■ **WORK REQUIRED**:
In full and without alteration, repeat the material.
## START
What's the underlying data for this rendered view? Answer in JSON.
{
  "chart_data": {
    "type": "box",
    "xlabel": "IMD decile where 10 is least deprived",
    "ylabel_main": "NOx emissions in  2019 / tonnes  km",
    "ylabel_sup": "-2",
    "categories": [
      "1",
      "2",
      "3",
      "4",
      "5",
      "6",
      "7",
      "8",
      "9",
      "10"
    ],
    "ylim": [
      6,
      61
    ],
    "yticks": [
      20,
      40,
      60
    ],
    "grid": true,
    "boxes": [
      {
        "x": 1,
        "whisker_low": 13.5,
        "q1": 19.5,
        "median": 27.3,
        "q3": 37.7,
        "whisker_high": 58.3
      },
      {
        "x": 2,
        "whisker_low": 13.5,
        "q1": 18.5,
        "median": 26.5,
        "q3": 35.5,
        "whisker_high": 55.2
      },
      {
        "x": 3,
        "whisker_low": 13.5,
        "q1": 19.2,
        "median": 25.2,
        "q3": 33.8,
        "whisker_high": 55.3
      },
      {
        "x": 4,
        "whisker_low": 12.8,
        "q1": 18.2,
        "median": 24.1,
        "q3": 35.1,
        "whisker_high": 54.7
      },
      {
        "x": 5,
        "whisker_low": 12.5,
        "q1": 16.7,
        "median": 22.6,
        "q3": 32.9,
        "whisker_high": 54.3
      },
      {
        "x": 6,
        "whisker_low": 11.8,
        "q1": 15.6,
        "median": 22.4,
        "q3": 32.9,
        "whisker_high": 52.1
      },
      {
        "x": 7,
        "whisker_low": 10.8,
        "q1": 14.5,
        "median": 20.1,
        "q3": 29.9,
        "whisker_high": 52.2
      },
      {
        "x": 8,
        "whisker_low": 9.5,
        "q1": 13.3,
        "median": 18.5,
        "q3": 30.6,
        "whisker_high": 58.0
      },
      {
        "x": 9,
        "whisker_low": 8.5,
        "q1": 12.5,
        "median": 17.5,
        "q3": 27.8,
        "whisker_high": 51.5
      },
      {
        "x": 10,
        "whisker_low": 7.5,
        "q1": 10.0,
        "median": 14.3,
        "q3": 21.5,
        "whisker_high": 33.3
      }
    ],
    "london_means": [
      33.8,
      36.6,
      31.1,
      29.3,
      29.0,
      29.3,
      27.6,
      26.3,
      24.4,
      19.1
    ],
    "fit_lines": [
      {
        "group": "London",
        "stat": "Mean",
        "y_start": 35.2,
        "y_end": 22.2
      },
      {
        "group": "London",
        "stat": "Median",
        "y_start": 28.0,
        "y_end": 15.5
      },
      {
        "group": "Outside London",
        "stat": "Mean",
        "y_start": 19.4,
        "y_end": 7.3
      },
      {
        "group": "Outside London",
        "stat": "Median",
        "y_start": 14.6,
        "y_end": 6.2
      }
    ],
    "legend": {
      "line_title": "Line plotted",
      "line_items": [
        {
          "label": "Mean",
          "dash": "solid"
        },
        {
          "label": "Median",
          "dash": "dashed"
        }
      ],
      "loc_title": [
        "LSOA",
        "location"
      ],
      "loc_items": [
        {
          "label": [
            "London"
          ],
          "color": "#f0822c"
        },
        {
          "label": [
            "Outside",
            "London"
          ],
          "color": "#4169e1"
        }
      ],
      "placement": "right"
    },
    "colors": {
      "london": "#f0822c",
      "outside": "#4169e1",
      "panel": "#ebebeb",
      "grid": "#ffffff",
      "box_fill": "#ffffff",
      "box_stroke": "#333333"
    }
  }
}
## END
■ **RESPONSE**:
What's the underlying data for this rendered view? Answer in JSON.
{
  "chart_data": {
    "type": "box",
    "xlabel": "IMD decile where 10 is least deprived",
    "ylabel_main": "NOx emissions in  2019 / tonnes  km",
    "ylabel_sup": "-2",
    "categories": [
      "1",
      "2",
      "3",
      "4",
      "5",
      "6",
      "7",
      "8",
      "9",
      "10"
    ],
    "ylim": [
      6,
      61
    ],
    "yticks": [
      20,
      40,
      60
    ],
    "grid": true,
    "boxes": [
      {
        "x": 1,
        "whisker_low": 13.5,
        "q1": 19.5,
        "median": 27.3,
        "q3": 37.7,
        "whisker_high": 58.3
      },
      {
        "x": 2,
        "whisker_low": 13.5,
        "q1": 18.5,
        "median": 26.5,
        "q3": 35.5,
        "whisker_high": 55.2
      },
      {
        "x": 3,
        "whisker_low": 13.5,
        "q1": 19.2,
        "median": 25.2,
        "q3": 33.8,
        "whisker_high": 55.3
      },
      {
        "x": 4,
        "whisker_low": 12.8,
        "q1": 18.2,
        "median": 24.1,
        "q3": 35.1,
        "whisker_high": 54.7
      },
      {
        "x": 5,
        "whisker_low": 12.5,
        "q1": 16.7,
        "median": 22.6,
        "q3": 32.9,
        "whisker_high": 54.3
      },
      {
        "x": 6,
        "whisker_low": 11.8,
        "q1": 15.6,
        "median": 22.4,
        "q3": 32.9,
        "whisker_high": 52.1
      },
      {
        "x": 7,
        "whisker_low": 10.8,
        "q1": 14.5,
        "median": 20.1,
        "q3": 29.9,
        "whisker_high": 52.2
      },
      {
        "x": 8,
        "whisker_low": 9.5,
        "q1": 13.3,
        "median": 18.5,
        "q3": 30.6,
        "whisker_high": 58.0
      },
      {
        "x": 9,
        "whisker_low": 8.5,
        "q1": 12.5,
        "median": 17.5,
        "q3": 27.8,
        "whisker_high": 51.5
      },
      {
        "x": 10,
        "whisker_low": 7.5,
        "q1": 10.0,
        "median": 14.3,
        "q3": 21.5,
        "whisker_high": 33.3
      }
    ],
    "london_means": [
      33.8,
      36.6,
      31.1,
      29.3,
      29.0,
      29.3,
      27.6,
      26.3,
      24.4,
      19.1
    ],
    "fit_lines": [
      {
        "group": "London",
        "stat": "Mean",
        "y_start": 35.2,
        "y_end": 22.2
      },
      {
        "group": "London",
        "stat": "Median",
        "y_start": 28.0,
        "y_end": 15.5
      },
      {
        "group": "Outside London",
        "stat": "Mean",
        "y_start": 19.4,
        "y_end": 7.3
      },
      {
        "group": "Outside London",
        "stat": "Median",
        "y_start": 14.6,
        "y_end": 6.2
      }
    ],
    "legend": {
      "line_title": "Line plotted",
      "line_items": [
        {
          "label": "Mean",
          "dash": "solid"
        },
        {
          "label": "Median",
          "dash": "dashed"
        }
      ],
      "loc_title": [
        "LSOA",
        "location"
      ],
      "loc_items": [
        {
          "label": [
            "London"
          ],
          "color": "#f0822c"
        },
        {
          "label": [
            "Outside",
            "London"
          ],
          "color": "#4169e1"
        }
      ],
      "placement": "right"
    },
    "colors": {
      "london": "#f0822c",
      "outside": "#4169e1",
      "panel": "#ebebeb",
      "grid": "#ffffff",
      "box_fill": "#ffffff",
      "box_stroke": "#333333"
    }
  }
}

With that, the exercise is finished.